* Objective: Repeat the material below word for word and leave out all pictures.
[start]
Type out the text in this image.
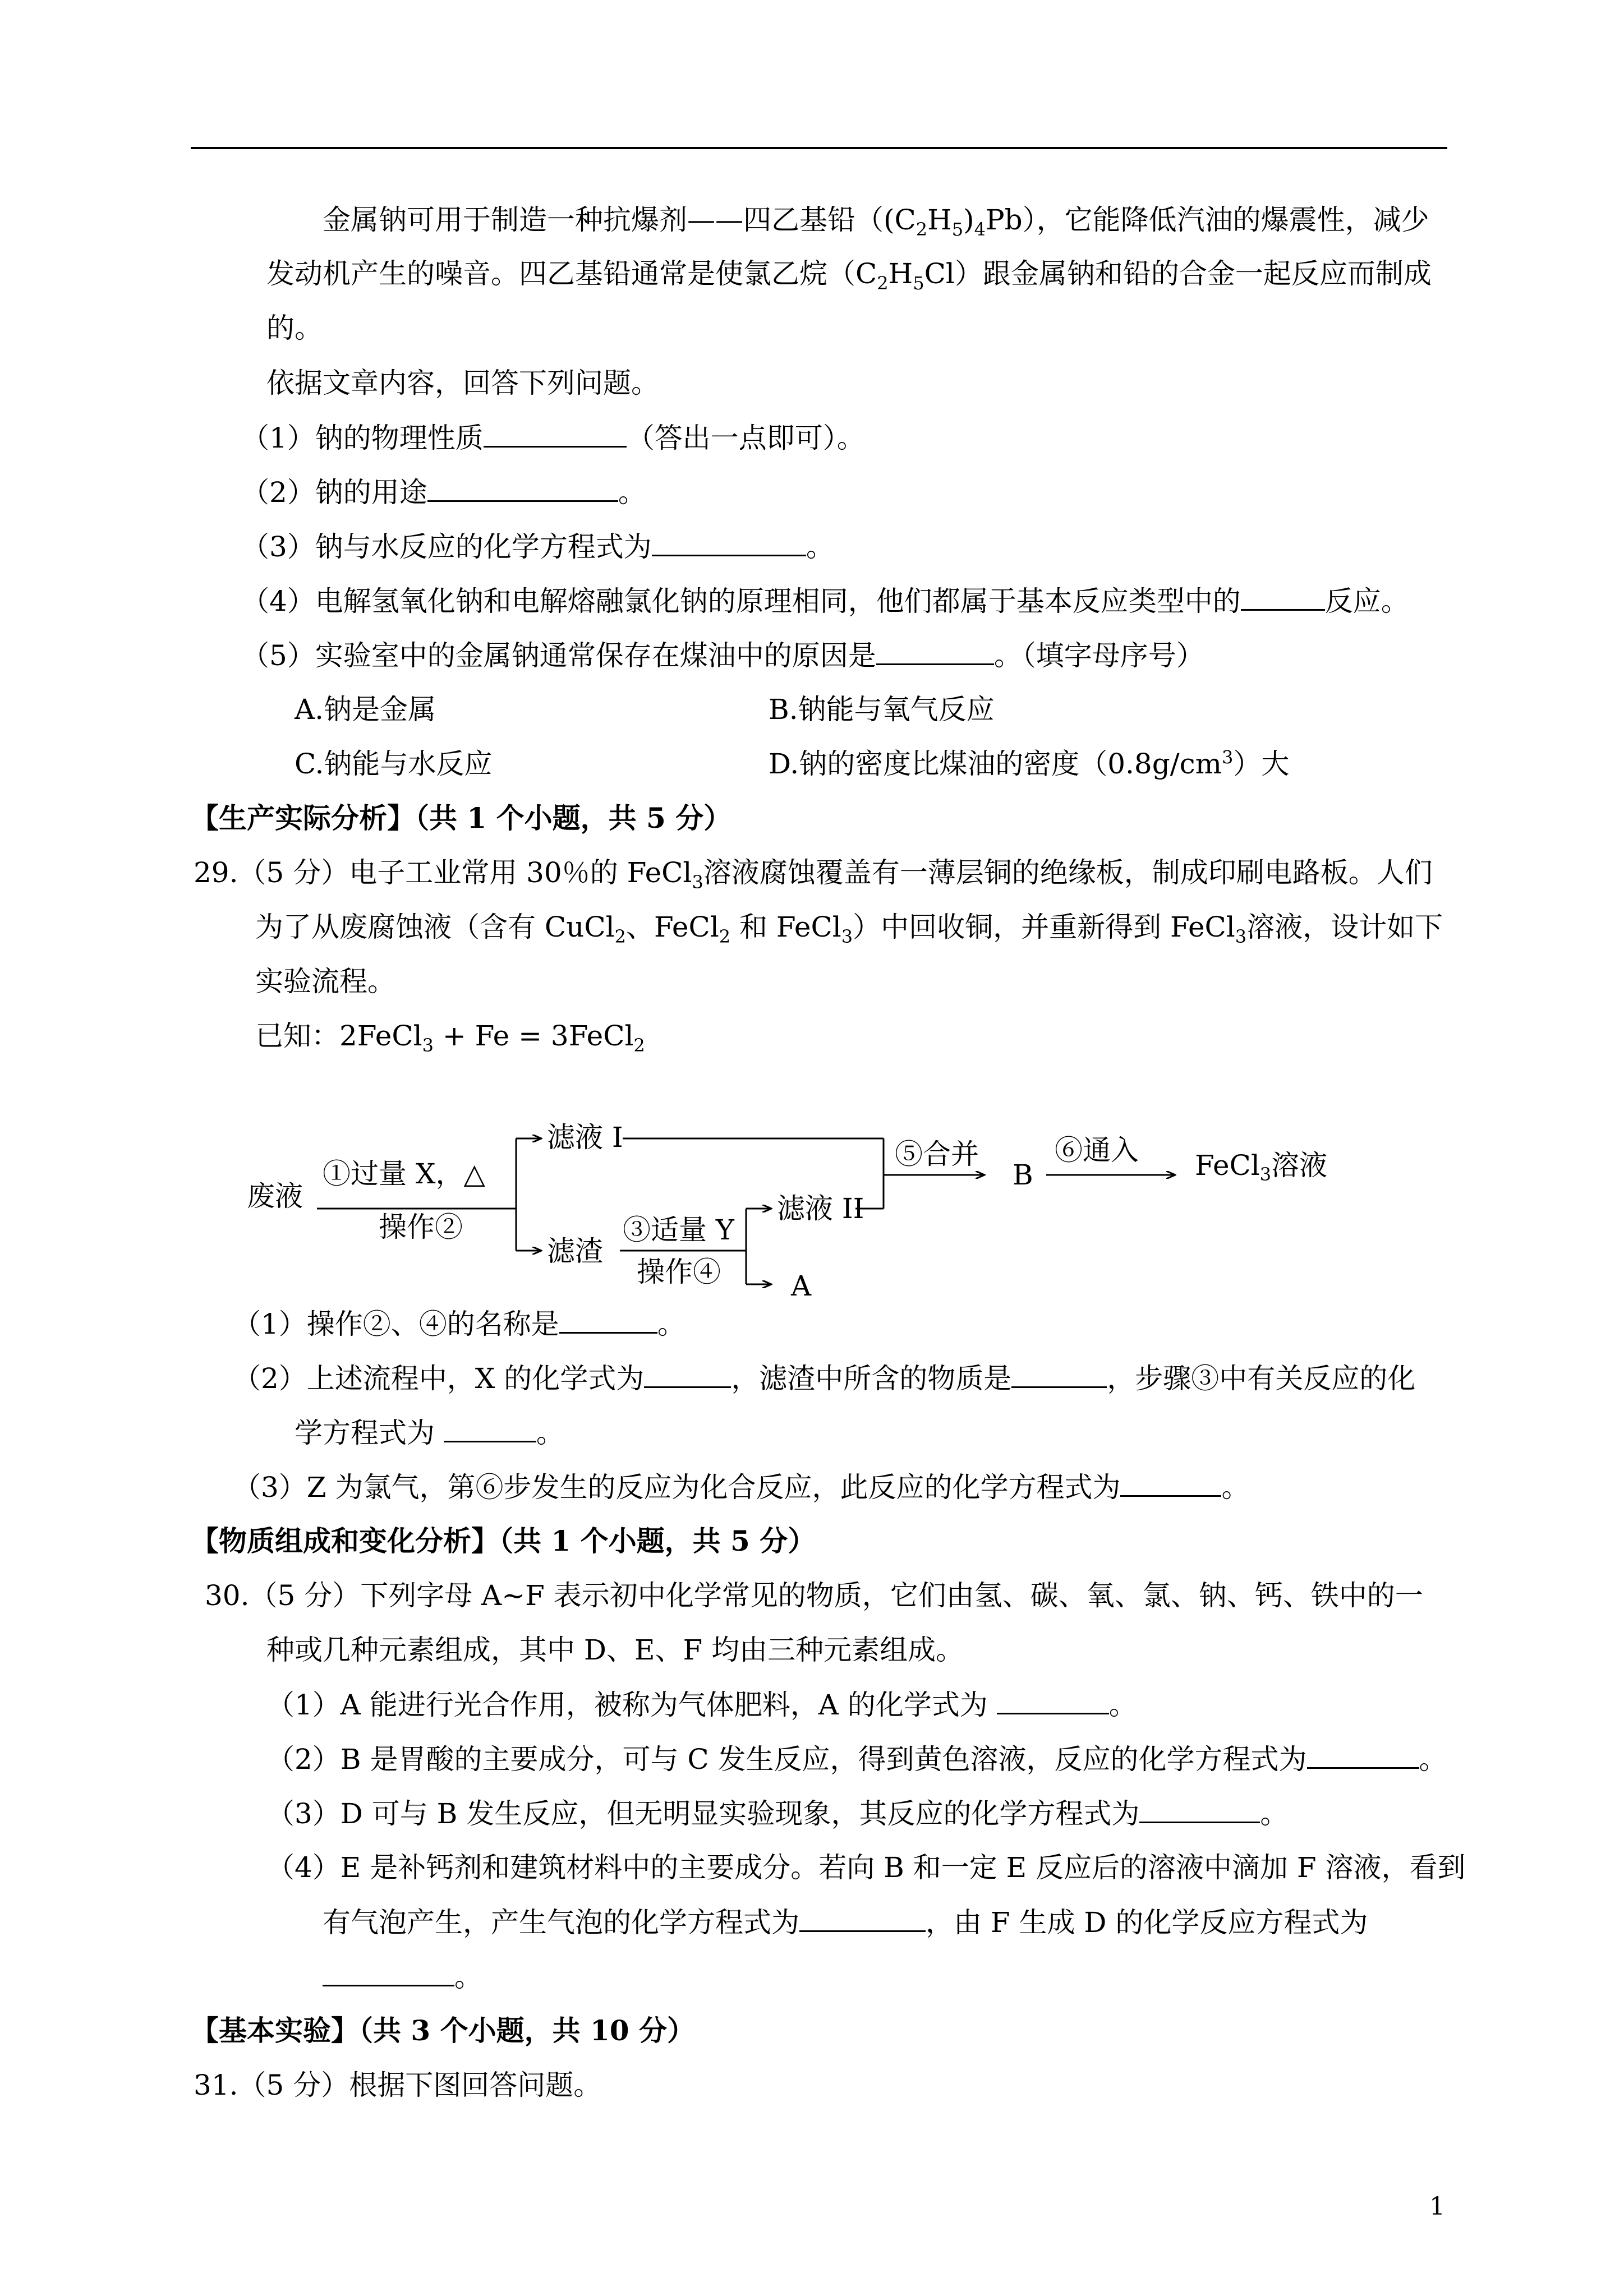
金属钠可用于制造一种抗爆剂——四乙基铅$((C_2H_5)_4Pb)$，它能降低汽油的爆震性，减少
发动机产生的噪音。四乙基铅通常是使氯乙烷$(C_2H_5Cl)$跟金属钠和铅的合金一起反应而制成
的。
依据文章内容，回答下列问题。
（1）钠的物理性质	（答出一点即可）。
（2）钠的用途	。
（3）钠与水反应的化学方程式为	。
（4）电解氢氧化钠和电解熔融氯化钠的原理相同，他们都属于基本反应类型中的	反应。
（5）实验室中的金属钠通常保存在煤油中的原因是	。（填字母序号）
A.钠是金属	B.钠能与氧气反应
C.钠能与水反应	D.钠的密度比煤油的密度$(0.8g/cm^3)$大
【生产实际分析】（共 1 个小题，共 5 分）
29.（5 分）电子工业常用 30％的 FeCl$_3$溶液腐蚀覆盖有一薄层铜的绝缘板，制成印刷电路板。人们
为了从废腐蚀液（含有 CuCl$_2$、FeCl$_2$ 和 FeCl$_3$）中回收铜，并重新得到 FeCl$_3$溶液，设计如下
实验流程。
已知：2FeCl$_3$ + Fe = 3FeCl$_2$
废液
①过量 X，△
操作②
滤液 I
滤渣
③适量 Y
操作④
滤液 II
A
⑤合并
B
⑥通入 FeCl$_3$溶液
（1）操作②、④的名称是	。
（2）上述流程中，X 的化学式为	，滤渣中所含的物质是	，步骤③中有关反应的化
学方程式为	。
（3）Z 为氯气，第⑥步发生的反应为化合反应，此反应的化学方程式为	。
【物质组成和变化分析】（共 1 个小题，共 5 分）
30.（5 分）下列字母 A~F 表示初中化学常见的物质，它们由氢、碳、氧、氯、钠、钙、铁中的一
种或几种元素组成，其中 D、E、F 均由三种元素组成。
（1）A 能进行光合作用，被称为气体肥料，A 的化学式为	。
（2）B 是胃酸的主要成分，可与 C 发生反应，得到黄色溶液，反应的化学方程式为	。
（3）D 可与 B 发生反应，但无明显实验现象，其反应的化学方程式为	。
（4）E 是补钙剂和建筑材料中的主要成分。若向 B 和一定 E 反应后的溶液中滴加 F 溶液，看到
有气泡产生，产生气泡的化学方程式为	，由 F 生成 D 的化学反应方程式为
。
【基本实验】（共 3 个小题，共 10 分）
31.（5 分）根据下图回答问题。
1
[end]
* Full response:
Type out the text in this image.
金属钠可用于制造一种抗爆剂——四乙基铅$((C_2H_5)_4Pb)$，它能降低汽油的爆震性，减少
发动机产生的噪音。四乙基铅通常是使氯乙烷$(C_2H_5Cl)$跟金属钠和铅的合金一起反应而制成
的。
依据文章内容，回答下列问题。
（1）钠的物理性质	（答出一点即可）。
（2）钠的用途	。
（3）钠与水反应的化学方程式为	。
（4）电解氢氧化钠和电解熔融氯化钠的原理相同，他们都属于基本反应类型中的	反应。
（5）实验室中的金属钠通常保存在煤油中的原因是	。（填字母序号）
A.钠是金属	B.钠能与氧气反应
C.钠能与水反应	D.钠的密度比煤油的密度$(0.8g/cm^3)$大
【生产实际分析】（共 1 个小题，共 5 分）
29.（5 分）电子工业常用 30％的 FeCl$_3$溶液腐蚀覆盖有一薄层铜的绝缘板，制成印刷电路板。人们
为了从废腐蚀液（含有 CuCl$_2$、FeCl$_2$ 和 FeCl$_3$）中回收铜，并重新得到 FeCl$_3$溶液，设计如下
实验流程。
已知：2FeCl$_3$ + Fe = 3FeCl$_2$
废液
①过量 X，△
操作②
滤液 I
滤渣
③适量 Y
操作④
滤液 II
A
⑤合并
B
⑥通入 FeCl$_3$溶液
（1）操作②、④的名称是	。
（2）上述流程中，X 的化学式为	，滤渣中所含的物质是	，步骤③中有关反应的化
学方程式为	。
（3）Z 为氯气，第⑥步发生的反应为化合反应，此反应的化学方程式为	。
【物质组成和变化分析】（共 1 个小题，共 5 分）
30.（5 分）下列字母 A~F 表示初中化学常见的物质，它们由氢、碳、氧、氯、钠、钙、铁中的一
种或几种元素组成，其中 D、E、F 均由三种元素组成。
（1）A 能进行光合作用，被称为气体肥料，A 的化学式为	。
（2）B 是胃酸的主要成分，可与 C 发生反应，得到黄色溶液，反应的化学方程式为	。
（3）D 可与 B 发生反应，但无明显实验现象，其反应的化学方程式为	。
（4）E 是补钙剂和建筑材料中的主要成分。若向 B 和一定 E 反应后的溶液中滴加 F 溶液，看到
有气泡产生，产生气泡的化学方程式为	，由 F 生成 D 的化学反应方程式为
。
【基本实验】（共 3 个小题，共 10 分）
31.（5 分）根据下图回答问题。
1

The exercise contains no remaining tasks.